- Opening Delimiter -

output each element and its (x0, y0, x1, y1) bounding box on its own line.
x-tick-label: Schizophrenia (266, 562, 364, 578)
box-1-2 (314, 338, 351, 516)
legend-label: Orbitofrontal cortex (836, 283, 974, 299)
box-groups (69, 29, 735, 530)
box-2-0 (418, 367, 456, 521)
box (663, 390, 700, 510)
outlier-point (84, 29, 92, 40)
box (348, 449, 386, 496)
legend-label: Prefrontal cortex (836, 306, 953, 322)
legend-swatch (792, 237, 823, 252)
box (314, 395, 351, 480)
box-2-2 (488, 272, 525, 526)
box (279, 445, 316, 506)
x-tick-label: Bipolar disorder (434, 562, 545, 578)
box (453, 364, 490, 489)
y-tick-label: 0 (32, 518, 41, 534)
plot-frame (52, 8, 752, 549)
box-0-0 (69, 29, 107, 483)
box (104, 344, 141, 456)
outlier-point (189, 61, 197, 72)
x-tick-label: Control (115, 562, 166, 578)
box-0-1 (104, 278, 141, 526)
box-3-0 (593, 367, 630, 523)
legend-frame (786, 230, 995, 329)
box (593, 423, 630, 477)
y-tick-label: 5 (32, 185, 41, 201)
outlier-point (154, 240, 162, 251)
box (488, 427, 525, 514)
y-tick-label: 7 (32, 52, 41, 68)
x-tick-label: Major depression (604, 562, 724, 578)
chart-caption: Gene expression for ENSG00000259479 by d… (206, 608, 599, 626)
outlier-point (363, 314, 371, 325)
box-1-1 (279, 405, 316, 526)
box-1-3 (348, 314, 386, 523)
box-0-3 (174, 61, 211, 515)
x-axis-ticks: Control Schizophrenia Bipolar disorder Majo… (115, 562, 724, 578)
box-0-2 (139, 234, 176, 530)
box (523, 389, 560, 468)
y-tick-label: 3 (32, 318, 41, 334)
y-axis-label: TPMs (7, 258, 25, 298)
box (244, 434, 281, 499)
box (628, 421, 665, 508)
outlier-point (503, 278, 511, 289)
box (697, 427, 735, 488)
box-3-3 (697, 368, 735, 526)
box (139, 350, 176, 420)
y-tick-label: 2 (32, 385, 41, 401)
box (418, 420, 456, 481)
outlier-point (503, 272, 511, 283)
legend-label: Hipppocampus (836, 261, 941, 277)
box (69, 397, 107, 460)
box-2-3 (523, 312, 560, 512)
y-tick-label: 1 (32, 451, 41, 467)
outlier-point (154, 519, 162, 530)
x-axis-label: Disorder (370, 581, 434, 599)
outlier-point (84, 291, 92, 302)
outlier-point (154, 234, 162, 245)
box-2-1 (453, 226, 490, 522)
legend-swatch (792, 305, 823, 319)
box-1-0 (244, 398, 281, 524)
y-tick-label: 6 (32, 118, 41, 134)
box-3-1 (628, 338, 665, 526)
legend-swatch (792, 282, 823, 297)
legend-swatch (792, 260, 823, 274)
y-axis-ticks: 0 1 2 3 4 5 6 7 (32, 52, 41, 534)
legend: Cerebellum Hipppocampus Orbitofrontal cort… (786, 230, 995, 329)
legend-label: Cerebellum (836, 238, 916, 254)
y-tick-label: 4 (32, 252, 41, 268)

- Closing Delimiter -

Work task:
After reading the data above, print it all again exactly.

Your solution:
output each element and its (x0, y0, x1, y1) bounding box on its own line.
x-tick-label: Schizophrenia (266, 562, 364, 578)
box-1-2 (314, 338, 351, 516)
legend-label: Orbitofrontal cortex (836, 283, 974, 299)
box-groups (69, 29, 735, 530)
box-2-0 (418, 367, 456, 521)
box (663, 390, 700, 510)
outlier-point (84, 29, 92, 40)
box (348, 449, 386, 496)
legend-label: Prefrontal cortex (836, 306, 953, 322)
legend-swatch (792, 237, 823, 252)
box (314, 395, 351, 480)
box-2-2 (488, 272, 525, 526)
box (279, 445, 316, 506)
x-tick-label: Bipolar disorder (434, 562, 545, 578)
box (453, 364, 490, 489)
y-tick-label: 0 (32, 518, 41, 534)
plot-frame (52, 8, 752, 549)
box-0-0 (69, 29, 107, 483)
box (104, 344, 141, 456)
outlier-point (189, 61, 197, 72)
x-tick-label: Control (115, 562, 166, 578)
box-0-1 (104, 278, 141, 526)
box-3-0 (593, 367, 630, 523)
legend-frame (786, 230, 995, 329)
box (593, 423, 630, 477)
y-tick-label: 5 (32, 185, 41, 201)
outlier-point (154, 240, 162, 251)
box (488, 427, 525, 514)
y-tick-label: 7 (32, 52, 41, 68)
x-tick-label: Major depression (604, 562, 724, 578)
chart-caption: Gene expression for ENSG00000259479 by d… (206, 608, 599, 626)
outlier-point (363, 314, 371, 325)
box-1-1 (279, 405, 316, 526)
box-1-3 (348, 314, 386, 523)
box-0-3 (174, 61, 211, 515)
x-axis-ticks: Control Schizophrenia Bipolar disorder Majo… (115, 562, 724, 578)
box-0-2 (139, 234, 176, 530)
box (523, 389, 560, 468)
y-tick-label: 3 (32, 318, 41, 334)
y-axis-label: TPMs (7, 258, 25, 298)
box (244, 434, 281, 499)
box (628, 421, 665, 508)
outlier-point (503, 278, 511, 289)
box (697, 427, 735, 488)
box-3-3 (697, 368, 735, 526)
box (139, 350, 176, 420)
y-tick-label: 2 (32, 385, 41, 401)
box (418, 420, 456, 481)
outlier-point (503, 272, 511, 283)
legend-label: Hipppocampus (836, 261, 941, 277)
box (69, 397, 107, 460)
box-2-3 (523, 312, 560, 512)
y-tick-label: 1 (32, 451, 41, 467)
outlier-point (154, 519, 162, 530)
x-axis-label: Disorder (370, 581, 434, 599)
outlier-point (84, 291, 92, 302)
outlier-point (154, 234, 162, 245)
box-2-1 (453, 226, 490, 522)
legend-swatch (792, 305, 823, 319)
box-1-0 (244, 398, 281, 524)
y-tick-label: 6 (32, 118, 41, 134)
box-3-1 (628, 338, 665, 526)
legend-swatch (792, 282, 823, 297)
legend-swatch (792, 260, 823, 274)
y-axis-ticks: 0 1 2 3 4 5 6 7 (32, 52, 41, 534)
legend: Cerebellum Hipppocampus Orbitofrontal cort… (786, 230, 995, 329)
legend-label: Cerebellum (836, 238, 916, 254)
y-tick-label: 4 (32, 252, 41, 268)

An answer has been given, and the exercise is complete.